*Objective*
Scan the records below for the word "expositions" and give only the number of lines that hold it.

Saved entries:
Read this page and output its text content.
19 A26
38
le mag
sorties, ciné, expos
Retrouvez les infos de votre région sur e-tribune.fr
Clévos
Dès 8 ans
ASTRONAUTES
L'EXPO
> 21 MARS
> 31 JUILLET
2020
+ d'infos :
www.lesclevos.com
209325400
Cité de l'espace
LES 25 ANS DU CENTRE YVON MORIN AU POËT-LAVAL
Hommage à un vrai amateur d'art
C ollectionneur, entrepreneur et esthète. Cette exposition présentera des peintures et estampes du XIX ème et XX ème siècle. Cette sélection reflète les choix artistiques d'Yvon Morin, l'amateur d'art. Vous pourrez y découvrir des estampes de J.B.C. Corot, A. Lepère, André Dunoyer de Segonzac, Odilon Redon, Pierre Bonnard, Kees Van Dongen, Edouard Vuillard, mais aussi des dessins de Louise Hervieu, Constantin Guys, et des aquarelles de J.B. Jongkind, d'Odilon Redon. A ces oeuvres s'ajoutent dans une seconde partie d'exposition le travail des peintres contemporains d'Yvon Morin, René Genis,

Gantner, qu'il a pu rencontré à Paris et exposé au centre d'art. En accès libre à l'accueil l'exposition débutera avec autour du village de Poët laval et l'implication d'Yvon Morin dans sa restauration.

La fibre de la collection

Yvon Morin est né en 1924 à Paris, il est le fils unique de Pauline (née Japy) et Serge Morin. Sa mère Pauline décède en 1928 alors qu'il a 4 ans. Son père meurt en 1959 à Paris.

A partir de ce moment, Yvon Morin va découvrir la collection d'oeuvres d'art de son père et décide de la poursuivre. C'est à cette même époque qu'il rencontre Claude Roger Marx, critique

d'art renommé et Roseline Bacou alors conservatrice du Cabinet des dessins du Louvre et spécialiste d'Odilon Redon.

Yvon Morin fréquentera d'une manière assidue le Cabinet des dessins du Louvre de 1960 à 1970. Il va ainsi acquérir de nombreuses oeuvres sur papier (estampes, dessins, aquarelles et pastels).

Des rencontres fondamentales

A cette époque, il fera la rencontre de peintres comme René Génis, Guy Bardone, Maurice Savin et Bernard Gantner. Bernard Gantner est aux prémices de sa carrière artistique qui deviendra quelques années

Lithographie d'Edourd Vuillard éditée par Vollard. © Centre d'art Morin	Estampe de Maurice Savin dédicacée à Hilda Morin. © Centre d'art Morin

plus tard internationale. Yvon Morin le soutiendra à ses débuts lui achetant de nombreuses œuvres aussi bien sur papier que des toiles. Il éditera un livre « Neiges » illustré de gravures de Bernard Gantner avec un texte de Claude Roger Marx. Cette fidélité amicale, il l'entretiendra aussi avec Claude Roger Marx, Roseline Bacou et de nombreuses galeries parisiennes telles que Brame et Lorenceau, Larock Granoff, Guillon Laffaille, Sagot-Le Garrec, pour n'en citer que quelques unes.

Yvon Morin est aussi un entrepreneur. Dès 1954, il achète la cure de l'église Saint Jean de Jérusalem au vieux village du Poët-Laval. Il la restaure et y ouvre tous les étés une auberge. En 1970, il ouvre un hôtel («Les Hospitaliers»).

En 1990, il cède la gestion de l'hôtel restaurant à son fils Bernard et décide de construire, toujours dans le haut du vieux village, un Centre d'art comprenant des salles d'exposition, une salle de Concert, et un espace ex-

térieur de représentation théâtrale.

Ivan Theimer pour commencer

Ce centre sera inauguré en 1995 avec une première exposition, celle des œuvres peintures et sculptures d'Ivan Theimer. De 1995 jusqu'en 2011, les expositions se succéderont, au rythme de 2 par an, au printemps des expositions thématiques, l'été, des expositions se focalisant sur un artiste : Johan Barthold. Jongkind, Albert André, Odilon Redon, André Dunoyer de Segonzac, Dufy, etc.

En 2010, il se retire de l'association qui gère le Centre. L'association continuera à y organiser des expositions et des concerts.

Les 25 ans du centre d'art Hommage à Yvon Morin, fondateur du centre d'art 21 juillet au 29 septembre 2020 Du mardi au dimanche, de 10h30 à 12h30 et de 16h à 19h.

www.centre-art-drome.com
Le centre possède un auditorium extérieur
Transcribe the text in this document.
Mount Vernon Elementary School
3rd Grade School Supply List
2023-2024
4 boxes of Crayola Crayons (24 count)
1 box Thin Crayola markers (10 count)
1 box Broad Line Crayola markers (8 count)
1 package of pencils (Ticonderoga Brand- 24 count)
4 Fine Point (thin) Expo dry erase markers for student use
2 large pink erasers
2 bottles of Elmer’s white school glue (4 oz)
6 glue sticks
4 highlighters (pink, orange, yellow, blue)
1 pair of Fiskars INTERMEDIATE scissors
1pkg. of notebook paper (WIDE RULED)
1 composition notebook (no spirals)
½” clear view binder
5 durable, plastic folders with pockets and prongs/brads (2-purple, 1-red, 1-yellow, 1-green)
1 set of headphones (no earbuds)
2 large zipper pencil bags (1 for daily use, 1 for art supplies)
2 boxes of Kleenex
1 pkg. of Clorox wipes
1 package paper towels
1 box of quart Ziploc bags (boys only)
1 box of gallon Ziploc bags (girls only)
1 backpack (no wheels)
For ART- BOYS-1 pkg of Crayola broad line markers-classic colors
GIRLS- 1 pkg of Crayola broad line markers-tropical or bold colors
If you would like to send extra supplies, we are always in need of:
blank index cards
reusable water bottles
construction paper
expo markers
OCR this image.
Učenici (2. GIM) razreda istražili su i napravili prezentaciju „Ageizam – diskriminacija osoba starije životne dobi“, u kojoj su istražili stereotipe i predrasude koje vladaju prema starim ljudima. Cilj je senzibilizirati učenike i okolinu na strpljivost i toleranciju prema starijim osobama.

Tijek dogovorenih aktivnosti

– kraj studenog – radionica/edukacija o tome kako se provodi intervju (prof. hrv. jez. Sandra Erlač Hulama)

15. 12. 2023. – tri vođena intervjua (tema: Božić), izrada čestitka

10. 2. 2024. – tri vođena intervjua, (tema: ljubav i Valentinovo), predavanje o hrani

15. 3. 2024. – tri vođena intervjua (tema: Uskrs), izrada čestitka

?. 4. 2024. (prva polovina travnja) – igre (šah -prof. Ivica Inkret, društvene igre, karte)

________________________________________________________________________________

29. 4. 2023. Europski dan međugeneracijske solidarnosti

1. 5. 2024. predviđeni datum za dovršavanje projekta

*Solution*
2